Required work
Each line that holds the string "圈或甲每分跑" counts once; say how many such lines there are and add nothing.

Given records
┄┄┄┄┄┄┄┄┄┄

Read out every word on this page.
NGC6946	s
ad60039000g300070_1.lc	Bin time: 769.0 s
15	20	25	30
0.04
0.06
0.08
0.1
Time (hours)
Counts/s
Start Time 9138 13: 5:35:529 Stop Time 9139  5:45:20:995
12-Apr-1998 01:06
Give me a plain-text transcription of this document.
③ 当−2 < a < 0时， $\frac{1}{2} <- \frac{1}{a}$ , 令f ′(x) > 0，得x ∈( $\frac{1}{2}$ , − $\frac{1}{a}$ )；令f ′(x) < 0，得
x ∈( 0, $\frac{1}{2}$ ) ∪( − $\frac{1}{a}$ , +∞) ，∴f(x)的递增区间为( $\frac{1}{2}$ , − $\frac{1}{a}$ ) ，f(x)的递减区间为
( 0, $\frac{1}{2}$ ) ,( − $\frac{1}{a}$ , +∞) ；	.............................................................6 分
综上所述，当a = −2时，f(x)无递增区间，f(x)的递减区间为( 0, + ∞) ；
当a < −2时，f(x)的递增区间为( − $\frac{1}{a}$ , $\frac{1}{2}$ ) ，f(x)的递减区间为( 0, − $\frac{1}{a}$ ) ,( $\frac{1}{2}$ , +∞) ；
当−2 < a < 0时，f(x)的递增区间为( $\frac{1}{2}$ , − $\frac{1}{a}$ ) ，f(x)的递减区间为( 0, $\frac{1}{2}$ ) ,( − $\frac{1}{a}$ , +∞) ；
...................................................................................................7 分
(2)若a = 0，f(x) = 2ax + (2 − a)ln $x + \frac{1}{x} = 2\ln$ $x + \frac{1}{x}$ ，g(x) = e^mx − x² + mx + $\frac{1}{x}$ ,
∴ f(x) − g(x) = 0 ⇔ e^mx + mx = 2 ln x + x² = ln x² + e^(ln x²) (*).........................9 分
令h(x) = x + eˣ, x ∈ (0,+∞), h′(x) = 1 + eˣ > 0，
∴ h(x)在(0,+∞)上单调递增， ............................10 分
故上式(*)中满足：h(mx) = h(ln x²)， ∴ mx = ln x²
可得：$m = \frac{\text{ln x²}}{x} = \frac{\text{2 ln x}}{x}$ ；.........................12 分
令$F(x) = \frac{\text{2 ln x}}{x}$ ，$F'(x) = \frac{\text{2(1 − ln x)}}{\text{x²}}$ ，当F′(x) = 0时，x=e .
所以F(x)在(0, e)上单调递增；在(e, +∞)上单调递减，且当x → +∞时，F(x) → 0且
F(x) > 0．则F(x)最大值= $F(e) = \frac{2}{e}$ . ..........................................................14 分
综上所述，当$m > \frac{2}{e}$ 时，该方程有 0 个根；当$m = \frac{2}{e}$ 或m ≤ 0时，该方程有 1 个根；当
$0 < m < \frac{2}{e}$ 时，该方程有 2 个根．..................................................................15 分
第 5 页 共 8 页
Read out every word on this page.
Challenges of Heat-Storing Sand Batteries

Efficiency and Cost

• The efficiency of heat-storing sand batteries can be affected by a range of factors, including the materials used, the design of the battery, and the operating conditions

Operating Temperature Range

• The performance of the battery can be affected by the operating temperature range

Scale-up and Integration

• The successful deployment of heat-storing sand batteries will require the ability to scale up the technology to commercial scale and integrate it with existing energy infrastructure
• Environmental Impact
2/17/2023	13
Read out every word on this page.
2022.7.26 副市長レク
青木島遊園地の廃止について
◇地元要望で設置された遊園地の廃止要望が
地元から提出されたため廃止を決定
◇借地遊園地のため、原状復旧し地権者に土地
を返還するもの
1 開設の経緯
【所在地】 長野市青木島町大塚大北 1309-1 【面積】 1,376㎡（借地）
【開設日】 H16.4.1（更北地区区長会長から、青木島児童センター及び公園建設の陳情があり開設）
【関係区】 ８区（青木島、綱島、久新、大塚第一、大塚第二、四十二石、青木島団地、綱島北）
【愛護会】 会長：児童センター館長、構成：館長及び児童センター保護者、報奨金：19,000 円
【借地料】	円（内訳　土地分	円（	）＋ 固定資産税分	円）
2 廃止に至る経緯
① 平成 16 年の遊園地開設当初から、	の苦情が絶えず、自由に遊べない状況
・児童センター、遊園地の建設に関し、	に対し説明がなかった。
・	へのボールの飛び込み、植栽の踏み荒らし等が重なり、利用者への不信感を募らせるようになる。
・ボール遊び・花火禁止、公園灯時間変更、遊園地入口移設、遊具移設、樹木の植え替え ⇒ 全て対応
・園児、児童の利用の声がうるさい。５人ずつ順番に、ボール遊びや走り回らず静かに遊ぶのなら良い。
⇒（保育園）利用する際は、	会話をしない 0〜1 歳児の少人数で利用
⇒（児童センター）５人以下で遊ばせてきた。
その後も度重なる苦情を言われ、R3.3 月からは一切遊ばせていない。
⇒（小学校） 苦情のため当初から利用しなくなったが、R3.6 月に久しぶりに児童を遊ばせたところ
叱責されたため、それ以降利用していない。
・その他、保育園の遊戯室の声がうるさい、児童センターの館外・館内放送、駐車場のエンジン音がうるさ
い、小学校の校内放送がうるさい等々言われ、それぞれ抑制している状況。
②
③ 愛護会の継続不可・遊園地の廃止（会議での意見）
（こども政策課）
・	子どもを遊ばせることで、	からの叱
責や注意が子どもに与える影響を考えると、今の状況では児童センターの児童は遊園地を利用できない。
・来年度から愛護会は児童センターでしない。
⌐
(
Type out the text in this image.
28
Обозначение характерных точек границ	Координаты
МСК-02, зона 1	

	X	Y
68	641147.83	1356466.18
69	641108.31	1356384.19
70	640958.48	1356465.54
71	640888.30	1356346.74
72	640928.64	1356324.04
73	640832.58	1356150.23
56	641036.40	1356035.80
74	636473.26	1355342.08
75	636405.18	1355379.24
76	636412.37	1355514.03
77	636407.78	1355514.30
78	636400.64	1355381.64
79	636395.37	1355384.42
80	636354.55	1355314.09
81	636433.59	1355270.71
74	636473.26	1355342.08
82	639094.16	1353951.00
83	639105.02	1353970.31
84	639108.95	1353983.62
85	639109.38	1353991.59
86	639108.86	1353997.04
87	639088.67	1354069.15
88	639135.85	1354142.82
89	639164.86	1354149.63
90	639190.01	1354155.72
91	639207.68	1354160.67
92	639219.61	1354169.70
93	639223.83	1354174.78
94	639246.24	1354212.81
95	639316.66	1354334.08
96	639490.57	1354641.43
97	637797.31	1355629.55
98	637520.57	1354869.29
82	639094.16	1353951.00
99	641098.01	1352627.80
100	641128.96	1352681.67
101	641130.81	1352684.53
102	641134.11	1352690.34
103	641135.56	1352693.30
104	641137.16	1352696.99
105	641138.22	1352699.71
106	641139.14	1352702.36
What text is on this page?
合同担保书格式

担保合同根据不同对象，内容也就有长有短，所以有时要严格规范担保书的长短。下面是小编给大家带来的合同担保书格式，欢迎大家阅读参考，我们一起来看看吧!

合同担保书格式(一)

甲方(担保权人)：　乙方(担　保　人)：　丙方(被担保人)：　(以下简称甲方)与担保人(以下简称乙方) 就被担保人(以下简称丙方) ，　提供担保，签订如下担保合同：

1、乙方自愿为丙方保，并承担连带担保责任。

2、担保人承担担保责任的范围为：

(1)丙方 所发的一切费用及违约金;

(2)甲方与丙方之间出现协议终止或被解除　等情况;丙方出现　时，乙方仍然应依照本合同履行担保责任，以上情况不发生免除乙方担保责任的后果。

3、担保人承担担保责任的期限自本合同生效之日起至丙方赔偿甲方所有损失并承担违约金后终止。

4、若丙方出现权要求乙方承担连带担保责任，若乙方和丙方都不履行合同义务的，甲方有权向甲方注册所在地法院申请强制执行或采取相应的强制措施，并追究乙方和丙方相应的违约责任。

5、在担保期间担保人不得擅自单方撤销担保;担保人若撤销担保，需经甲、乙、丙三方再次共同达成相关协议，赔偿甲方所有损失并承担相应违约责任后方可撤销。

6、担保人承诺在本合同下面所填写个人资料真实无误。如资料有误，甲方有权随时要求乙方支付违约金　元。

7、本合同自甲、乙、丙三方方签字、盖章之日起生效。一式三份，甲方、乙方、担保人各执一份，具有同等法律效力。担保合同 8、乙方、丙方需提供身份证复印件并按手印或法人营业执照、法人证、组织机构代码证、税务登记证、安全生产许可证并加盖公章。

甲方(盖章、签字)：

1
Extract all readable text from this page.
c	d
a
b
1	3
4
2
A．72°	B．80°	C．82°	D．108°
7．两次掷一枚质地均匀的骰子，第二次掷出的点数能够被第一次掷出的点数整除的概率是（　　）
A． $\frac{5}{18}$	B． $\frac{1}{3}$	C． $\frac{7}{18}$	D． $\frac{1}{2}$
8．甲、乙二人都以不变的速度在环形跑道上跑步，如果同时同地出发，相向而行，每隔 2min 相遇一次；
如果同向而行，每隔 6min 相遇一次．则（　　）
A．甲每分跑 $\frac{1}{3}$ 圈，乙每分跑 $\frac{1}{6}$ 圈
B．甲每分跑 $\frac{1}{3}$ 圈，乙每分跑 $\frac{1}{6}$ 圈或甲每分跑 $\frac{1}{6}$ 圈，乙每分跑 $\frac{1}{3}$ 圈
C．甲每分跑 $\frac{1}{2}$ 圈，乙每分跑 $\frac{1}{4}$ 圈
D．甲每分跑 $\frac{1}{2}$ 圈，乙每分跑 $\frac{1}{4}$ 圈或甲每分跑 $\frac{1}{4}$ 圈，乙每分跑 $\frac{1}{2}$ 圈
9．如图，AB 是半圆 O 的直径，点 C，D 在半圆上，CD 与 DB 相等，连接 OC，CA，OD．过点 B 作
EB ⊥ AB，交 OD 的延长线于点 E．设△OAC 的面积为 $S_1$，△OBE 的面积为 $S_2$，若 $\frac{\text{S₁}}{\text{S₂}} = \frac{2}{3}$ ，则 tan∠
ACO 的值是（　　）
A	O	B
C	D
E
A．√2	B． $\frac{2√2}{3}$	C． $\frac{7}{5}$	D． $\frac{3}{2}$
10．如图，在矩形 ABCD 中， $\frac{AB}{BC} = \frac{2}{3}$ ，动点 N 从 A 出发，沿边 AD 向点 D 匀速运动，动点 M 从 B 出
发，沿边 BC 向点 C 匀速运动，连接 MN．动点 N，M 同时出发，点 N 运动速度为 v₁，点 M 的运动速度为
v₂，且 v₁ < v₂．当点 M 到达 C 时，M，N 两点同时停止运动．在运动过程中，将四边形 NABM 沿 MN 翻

┄┄┄┄┄┄┄┄┄┄

Result of the task
2